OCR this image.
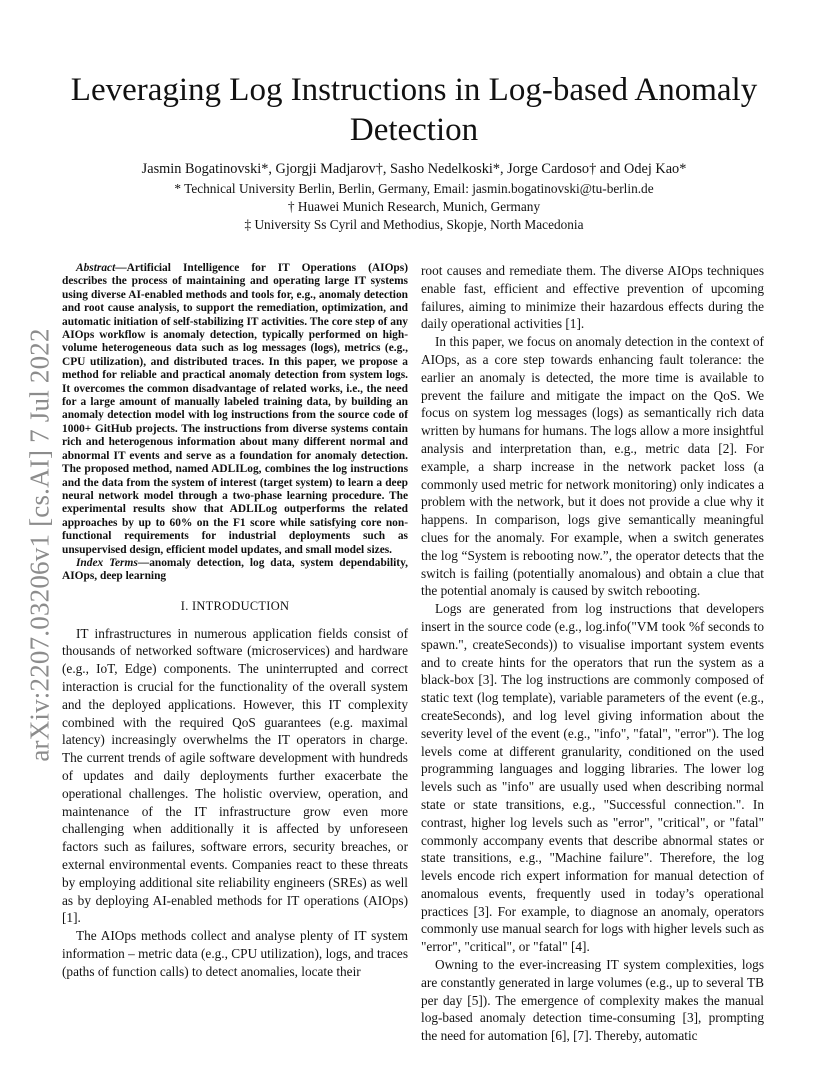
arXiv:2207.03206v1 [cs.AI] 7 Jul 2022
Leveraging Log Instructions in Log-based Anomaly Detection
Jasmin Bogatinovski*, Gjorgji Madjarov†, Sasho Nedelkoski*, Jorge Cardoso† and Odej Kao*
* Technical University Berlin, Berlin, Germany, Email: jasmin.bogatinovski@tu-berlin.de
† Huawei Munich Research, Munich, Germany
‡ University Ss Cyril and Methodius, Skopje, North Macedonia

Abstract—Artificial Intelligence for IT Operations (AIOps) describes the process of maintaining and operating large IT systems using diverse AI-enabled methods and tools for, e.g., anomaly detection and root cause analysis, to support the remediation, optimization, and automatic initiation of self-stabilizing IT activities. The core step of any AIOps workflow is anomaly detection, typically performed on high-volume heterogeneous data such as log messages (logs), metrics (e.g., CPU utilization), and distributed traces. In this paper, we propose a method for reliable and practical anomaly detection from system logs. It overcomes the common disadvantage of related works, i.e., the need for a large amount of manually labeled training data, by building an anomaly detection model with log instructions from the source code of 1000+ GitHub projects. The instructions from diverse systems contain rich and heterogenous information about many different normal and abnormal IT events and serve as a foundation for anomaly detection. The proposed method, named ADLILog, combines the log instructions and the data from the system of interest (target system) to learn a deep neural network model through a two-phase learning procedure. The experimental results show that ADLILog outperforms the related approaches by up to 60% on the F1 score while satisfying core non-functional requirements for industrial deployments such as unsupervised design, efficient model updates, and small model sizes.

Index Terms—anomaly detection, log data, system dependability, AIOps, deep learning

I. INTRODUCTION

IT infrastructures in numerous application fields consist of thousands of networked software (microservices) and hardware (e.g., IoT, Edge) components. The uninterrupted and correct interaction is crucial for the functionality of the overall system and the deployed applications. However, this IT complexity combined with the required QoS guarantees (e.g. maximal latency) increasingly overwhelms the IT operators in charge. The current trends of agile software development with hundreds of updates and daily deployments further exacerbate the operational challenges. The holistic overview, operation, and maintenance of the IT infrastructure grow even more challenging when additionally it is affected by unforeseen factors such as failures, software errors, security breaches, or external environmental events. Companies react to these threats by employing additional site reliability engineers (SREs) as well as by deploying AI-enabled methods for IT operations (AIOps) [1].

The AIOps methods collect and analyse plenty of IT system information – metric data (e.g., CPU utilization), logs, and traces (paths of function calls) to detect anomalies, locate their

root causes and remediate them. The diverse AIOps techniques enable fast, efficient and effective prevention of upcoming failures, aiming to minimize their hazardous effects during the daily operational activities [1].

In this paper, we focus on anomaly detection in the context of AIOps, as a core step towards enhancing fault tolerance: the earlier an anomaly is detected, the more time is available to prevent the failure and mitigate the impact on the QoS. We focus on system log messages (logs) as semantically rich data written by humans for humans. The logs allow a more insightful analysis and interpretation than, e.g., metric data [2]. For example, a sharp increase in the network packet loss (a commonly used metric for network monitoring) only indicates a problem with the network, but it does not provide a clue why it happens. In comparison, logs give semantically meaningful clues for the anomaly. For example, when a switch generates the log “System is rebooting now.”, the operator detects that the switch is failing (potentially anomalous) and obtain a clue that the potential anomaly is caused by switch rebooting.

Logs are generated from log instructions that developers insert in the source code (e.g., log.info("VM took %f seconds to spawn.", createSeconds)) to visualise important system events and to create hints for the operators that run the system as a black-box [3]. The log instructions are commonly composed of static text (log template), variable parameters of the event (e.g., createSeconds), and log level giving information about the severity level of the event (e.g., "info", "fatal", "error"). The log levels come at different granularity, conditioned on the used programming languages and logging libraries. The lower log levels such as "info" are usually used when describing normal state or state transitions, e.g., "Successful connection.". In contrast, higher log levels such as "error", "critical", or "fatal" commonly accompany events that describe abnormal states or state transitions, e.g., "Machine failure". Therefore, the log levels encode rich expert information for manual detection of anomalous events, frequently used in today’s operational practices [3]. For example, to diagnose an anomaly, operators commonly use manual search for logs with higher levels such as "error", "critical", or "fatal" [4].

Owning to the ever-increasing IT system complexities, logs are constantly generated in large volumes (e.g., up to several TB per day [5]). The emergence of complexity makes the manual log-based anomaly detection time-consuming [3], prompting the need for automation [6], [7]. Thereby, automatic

= = = = =

◆ **DO THIS**: Give all the entries again exactly, dropping each picture.

◆ **SOLUTION TO THE PROBLEM**:
OCR this image.
arXiv:2207.03206v1 [cs.AI] 7 Jul 2022
Leveraging Log Instructions in Log-based Anomaly Detection
Jasmin Bogatinovski*, Gjorgji Madjarov†, Sasho Nedelkoski*, Jorge Cardoso† and Odej Kao*
* Technical University Berlin, Berlin, Germany, Email: jasmin.bogatinovski@tu-berlin.de
† Huawei Munich Research, Munich, Germany
‡ University Ss Cyril and Methodius, Skopje, North Macedonia

Abstract—Artificial Intelligence for IT Operations (AIOps) describes the process of maintaining and operating large IT systems using diverse AI-enabled methods and tools for, e.g., anomaly detection and root cause analysis, to support the remediation, optimization, and automatic initiation of self-stabilizing IT activities. The core step of any AIOps workflow is anomaly detection, typically performed on high-volume heterogeneous data such as log messages (logs), metrics (e.g., CPU utilization), and distributed traces. In this paper, we propose a method for reliable and practical anomaly detection from system logs. It overcomes the common disadvantage of related works, i.e., the need for a large amount of manually labeled training data, by building an anomaly detection model with log instructions from the source code of 1000+ GitHub projects. The instructions from diverse systems contain rich and heterogenous information about many different normal and abnormal IT events and serve as a foundation for anomaly detection. The proposed method, named ADLILog, combines the log instructions and the data from the system of interest (target system) to learn a deep neural network model through a two-phase learning procedure. The experimental results show that ADLILog outperforms the related approaches by up to 60% on the F1 score while satisfying core non-functional requirements for industrial deployments such as unsupervised design, efficient model updates, and small model sizes.

Index Terms—anomaly detection, log data, system dependability, AIOps, deep learning

I. INTRODUCTION

IT infrastructures in numerous application fields consist of thousands of networked software (microservices) and hardware (e.g., IoT, Edge) components. The uninterrupted and correct interaction is crucial for the functionality of the overall system and the deployed applications. However, this IT complexity combined with the required QoS guarantees (e.g. maximal latency) increasingly overwhelms the IT operators in charge. The current trends of agile software development with hundreds of updates and daily deployments further exacerbate the operational challenges. The holistic overview, operation, and maintenance of the IT infrastructure grow even more challenging when additionally it is affected by unforeseen factors such as failures, software errors, security breaches, or external environmental events. Companies react to these threats by employing additional site reliability engineers (SREs) as well as by deploying AI-enabled methods for IT operations (AIOps) [1].

The AIOps methods collect and analyse plenty of IT system information – metric data (e.g., CPU utilization), logs, and traces (paths of function calls) to detect anomalies, locate their

root causes and remediate them. The diverse AIOps techniques enable fast, efficient and effective prevention of upcoming failures, aiming to minimize their hazardous effects during the daily operational activities [1].

In this paper, we focus on anomaly detection in the context of AIOps, as a core step towards enhancing fault tolerance: the earlier an anomaly is detected, the more time is available to prevent the failure and mitigate the impact on the QoS. We focus on system log messages (logs) as semantically rich data written by humans for humans. The logs allow a more insightful analysis and interpretation than, e.g., metric data [2]. For example, a sharp increase in the network packet loss (a commonly used metric for network monitoring) only indicates a problem with the network, but it does not provide a clue why it happens. In comparison, logs give semantically meaningful clues for the anomaly. For example, when a switch generates the log “System is rebooting now.”, the operator detects that the switch is failing (potentially anomalous) and obtain a clue that the potential anomaly is caused by switch rebooting.

Logs are generated from log instructions that developers insert in the source code (e.g., log.info("VM took %f seconds to spawn.", createSeconds)) to visualise important system events and to create hints for the operators that run the system as a black-box [3]. The log instructions are commonly composed of static text (log template), variable parameters of the event (e.g., createSeconds), and log level giving information about the severity level of the event (e.g., "info", "fatal", "error"). The log levels come at different granularity, conditioned on the used programming languages and logging libraries. The lower log levels such as "info" are usually used when describing normal state or state transitions, e.g., "Successful connection.". In contrast, higher log levels such as "error", "critical", or "fatal" commonly accompany events that describe abnormal states or state transitions, e.g., "Machine failure". Therefore, the log levels encode rich expert information for manual detection of anomalous events, frequently used in today’s operational practices [3]. For example, to diagnose an anomaly, operators commonly use manual search for logs with higher levels such as "error", "critical", or "fatal" [4].

Owning to the ever-increasing IT system complexities, logs are constantly generated in large volumes (e.g., up to several TB per day [5]). The emergence of complexity makes the manual log-based anomaly detection time-consuming [3], prompting the need for automation [6], [7]. Thereby, automatic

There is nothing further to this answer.